● Source data
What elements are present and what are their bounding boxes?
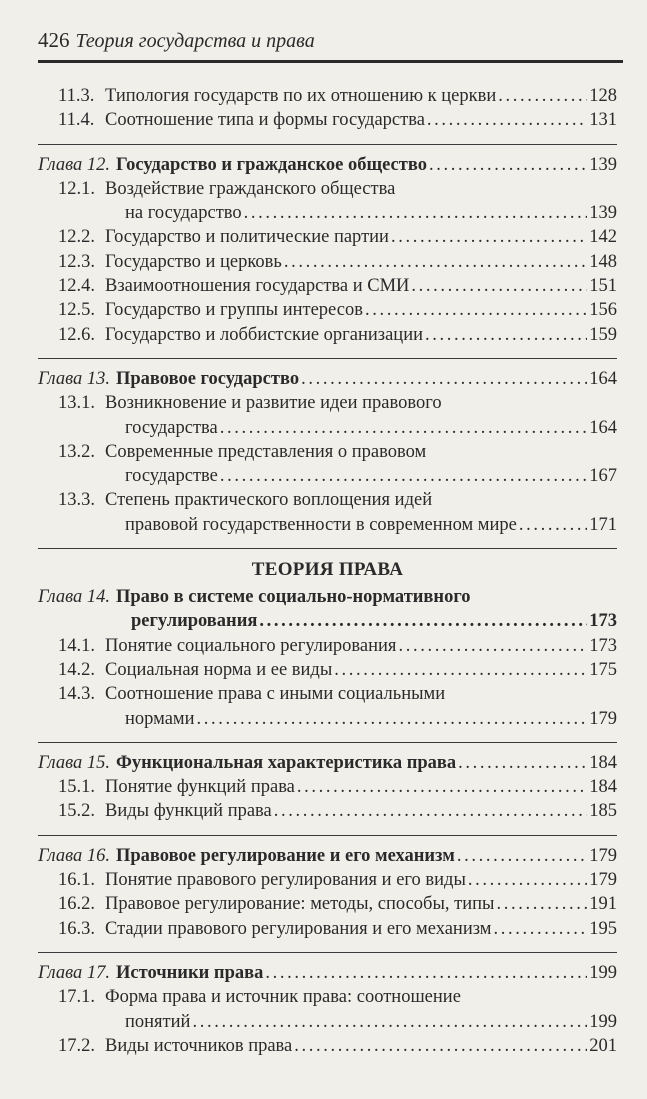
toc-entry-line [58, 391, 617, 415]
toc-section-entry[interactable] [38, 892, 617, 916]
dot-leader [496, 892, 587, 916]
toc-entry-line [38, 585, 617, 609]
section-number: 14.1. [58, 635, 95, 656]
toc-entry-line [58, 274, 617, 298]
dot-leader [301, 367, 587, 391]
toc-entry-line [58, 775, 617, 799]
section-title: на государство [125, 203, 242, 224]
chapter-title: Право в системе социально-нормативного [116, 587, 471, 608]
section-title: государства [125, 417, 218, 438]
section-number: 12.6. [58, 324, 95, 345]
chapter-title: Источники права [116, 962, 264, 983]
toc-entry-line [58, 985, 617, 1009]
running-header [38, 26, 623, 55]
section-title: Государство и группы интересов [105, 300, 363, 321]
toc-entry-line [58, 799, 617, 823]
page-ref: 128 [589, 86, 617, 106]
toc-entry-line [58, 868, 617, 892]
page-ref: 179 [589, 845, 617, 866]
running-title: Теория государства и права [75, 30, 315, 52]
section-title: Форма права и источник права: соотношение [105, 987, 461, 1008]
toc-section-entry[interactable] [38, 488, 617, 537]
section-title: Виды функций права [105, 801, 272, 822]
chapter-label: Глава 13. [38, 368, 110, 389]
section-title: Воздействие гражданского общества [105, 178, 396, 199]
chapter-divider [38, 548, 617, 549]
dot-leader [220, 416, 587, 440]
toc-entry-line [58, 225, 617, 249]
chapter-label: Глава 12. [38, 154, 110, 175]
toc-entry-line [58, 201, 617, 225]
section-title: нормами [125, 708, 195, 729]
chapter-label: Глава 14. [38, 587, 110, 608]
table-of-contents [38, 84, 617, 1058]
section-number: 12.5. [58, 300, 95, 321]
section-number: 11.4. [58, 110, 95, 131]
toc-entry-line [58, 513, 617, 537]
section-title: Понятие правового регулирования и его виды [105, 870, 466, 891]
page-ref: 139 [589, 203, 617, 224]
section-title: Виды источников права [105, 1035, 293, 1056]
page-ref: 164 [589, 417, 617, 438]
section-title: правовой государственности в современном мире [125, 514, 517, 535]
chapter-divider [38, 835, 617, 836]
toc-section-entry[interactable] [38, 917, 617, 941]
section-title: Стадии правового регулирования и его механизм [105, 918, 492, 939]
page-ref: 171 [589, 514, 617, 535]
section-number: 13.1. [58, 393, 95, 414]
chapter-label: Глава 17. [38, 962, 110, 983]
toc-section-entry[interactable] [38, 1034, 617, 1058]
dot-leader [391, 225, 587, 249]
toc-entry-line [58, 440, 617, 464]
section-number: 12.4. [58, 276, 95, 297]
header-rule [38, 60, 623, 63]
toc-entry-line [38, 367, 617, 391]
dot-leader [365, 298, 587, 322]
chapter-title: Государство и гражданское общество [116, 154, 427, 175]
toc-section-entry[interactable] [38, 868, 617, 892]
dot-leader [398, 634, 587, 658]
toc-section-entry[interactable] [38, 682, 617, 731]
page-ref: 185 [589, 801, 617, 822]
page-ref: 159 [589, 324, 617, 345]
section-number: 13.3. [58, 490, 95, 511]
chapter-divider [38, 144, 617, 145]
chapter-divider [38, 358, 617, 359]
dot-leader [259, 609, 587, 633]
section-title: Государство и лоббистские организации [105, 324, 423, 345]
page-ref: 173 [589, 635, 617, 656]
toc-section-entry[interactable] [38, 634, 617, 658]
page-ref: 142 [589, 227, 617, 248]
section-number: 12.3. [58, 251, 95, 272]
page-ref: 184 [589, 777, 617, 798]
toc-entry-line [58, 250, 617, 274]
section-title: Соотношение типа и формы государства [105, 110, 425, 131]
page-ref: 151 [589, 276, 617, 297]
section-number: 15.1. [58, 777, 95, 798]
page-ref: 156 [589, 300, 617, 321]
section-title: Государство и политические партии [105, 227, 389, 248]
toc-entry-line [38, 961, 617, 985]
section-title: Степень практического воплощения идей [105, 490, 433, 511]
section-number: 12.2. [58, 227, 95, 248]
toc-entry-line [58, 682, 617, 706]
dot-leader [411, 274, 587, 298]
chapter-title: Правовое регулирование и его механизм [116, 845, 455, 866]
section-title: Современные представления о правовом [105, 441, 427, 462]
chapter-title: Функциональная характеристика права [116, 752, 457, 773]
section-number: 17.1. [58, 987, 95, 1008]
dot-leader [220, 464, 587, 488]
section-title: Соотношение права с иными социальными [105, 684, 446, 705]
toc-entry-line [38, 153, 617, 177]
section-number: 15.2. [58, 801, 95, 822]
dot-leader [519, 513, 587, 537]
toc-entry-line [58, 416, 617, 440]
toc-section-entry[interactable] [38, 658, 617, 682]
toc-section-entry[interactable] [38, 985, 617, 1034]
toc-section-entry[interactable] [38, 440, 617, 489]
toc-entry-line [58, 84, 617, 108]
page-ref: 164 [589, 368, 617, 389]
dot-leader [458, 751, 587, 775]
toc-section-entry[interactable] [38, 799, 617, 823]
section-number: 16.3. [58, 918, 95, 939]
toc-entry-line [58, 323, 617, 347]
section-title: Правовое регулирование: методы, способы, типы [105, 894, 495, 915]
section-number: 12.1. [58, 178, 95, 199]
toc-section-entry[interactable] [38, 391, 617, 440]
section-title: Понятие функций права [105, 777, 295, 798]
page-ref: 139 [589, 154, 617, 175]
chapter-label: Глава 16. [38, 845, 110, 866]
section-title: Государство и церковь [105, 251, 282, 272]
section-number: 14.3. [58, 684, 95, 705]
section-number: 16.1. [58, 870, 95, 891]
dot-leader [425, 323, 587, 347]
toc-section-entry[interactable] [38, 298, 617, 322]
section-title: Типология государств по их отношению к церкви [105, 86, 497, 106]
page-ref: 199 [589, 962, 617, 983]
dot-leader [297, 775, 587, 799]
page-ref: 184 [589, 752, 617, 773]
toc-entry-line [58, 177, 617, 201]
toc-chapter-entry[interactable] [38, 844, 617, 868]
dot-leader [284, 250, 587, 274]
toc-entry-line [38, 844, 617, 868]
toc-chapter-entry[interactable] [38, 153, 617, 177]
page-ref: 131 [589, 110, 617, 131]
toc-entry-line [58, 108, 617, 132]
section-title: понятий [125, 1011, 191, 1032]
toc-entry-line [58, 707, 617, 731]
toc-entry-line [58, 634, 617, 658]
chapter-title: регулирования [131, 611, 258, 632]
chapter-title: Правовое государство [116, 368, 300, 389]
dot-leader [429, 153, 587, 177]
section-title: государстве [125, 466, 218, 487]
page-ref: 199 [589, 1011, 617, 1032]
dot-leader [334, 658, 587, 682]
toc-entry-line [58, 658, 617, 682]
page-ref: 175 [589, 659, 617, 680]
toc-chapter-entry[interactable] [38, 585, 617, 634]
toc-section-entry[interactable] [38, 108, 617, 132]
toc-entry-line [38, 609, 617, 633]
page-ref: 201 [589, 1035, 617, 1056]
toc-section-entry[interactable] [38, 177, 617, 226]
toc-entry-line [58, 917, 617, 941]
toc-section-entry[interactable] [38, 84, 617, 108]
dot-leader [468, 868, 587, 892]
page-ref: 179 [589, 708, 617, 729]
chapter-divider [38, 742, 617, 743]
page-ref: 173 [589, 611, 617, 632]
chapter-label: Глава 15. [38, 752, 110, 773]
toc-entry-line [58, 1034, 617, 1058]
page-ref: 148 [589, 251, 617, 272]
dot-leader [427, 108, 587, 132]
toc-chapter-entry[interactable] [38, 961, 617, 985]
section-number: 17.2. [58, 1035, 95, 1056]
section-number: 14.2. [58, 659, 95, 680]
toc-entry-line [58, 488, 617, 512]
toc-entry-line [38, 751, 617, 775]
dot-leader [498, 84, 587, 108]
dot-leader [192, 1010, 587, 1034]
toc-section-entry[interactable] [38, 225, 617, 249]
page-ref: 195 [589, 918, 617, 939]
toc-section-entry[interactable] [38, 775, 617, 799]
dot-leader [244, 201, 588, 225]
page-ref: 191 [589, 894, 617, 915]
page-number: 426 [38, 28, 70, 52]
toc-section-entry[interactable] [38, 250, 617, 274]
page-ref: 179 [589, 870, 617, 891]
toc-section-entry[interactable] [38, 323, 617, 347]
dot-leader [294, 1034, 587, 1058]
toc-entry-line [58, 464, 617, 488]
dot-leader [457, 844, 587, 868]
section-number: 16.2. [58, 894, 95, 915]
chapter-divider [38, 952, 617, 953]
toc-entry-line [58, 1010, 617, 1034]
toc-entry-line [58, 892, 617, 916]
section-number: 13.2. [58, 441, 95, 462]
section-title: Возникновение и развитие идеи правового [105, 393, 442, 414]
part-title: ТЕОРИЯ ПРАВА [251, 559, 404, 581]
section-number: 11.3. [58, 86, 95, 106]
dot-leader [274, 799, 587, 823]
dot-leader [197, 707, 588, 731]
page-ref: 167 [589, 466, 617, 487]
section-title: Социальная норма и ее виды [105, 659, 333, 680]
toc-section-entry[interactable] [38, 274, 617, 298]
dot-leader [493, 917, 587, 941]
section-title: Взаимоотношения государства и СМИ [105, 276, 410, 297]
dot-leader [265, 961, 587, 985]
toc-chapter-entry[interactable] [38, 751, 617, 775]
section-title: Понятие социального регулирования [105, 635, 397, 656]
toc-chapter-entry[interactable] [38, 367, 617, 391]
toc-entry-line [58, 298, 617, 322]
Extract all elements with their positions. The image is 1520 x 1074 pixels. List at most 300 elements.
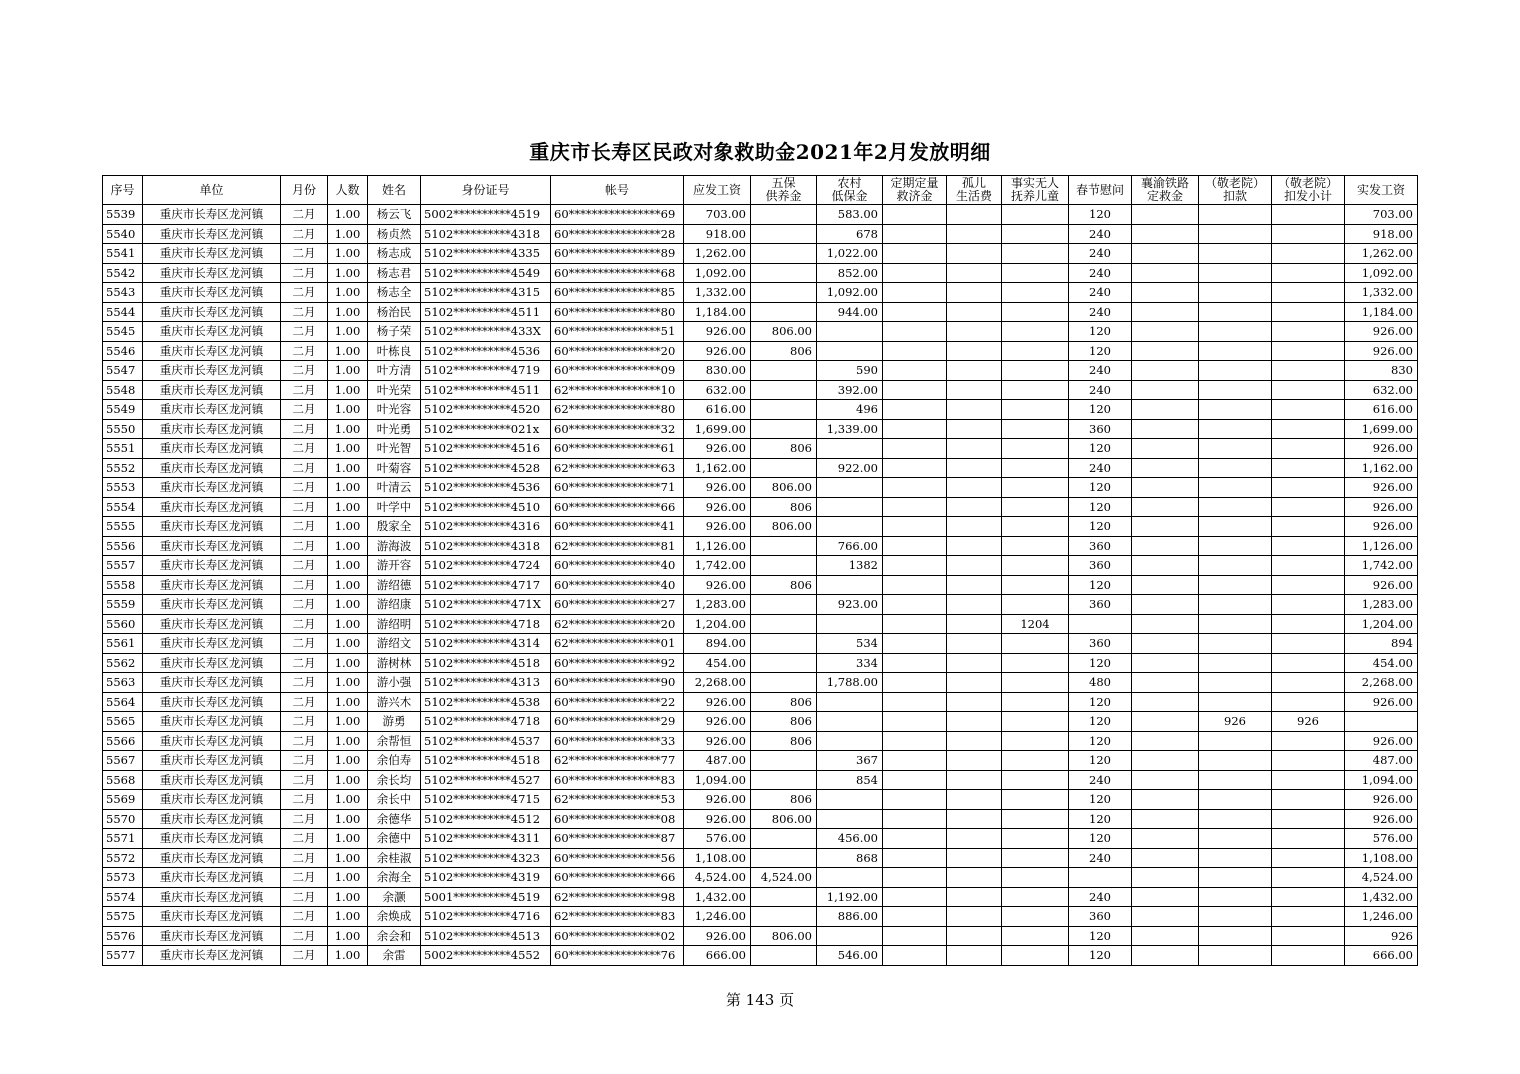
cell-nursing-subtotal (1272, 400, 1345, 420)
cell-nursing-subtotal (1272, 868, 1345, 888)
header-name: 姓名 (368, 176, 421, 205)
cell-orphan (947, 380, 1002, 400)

● Exercise description
Write out everything in the listing from the line that contains "cell-nursing-subtotal (1272, 400, 1345, 420)" down to the end of the listing, with both ends included.

● Answer in full
cell-nursing-subtotal (1272, 400, 1345, 420)
cell-nursing-subtotal (1272, 868, 1345, 888)
header-name: 姓名 (368, 176, 421, 205)
cell-orphan (947, 380, 1002, 400)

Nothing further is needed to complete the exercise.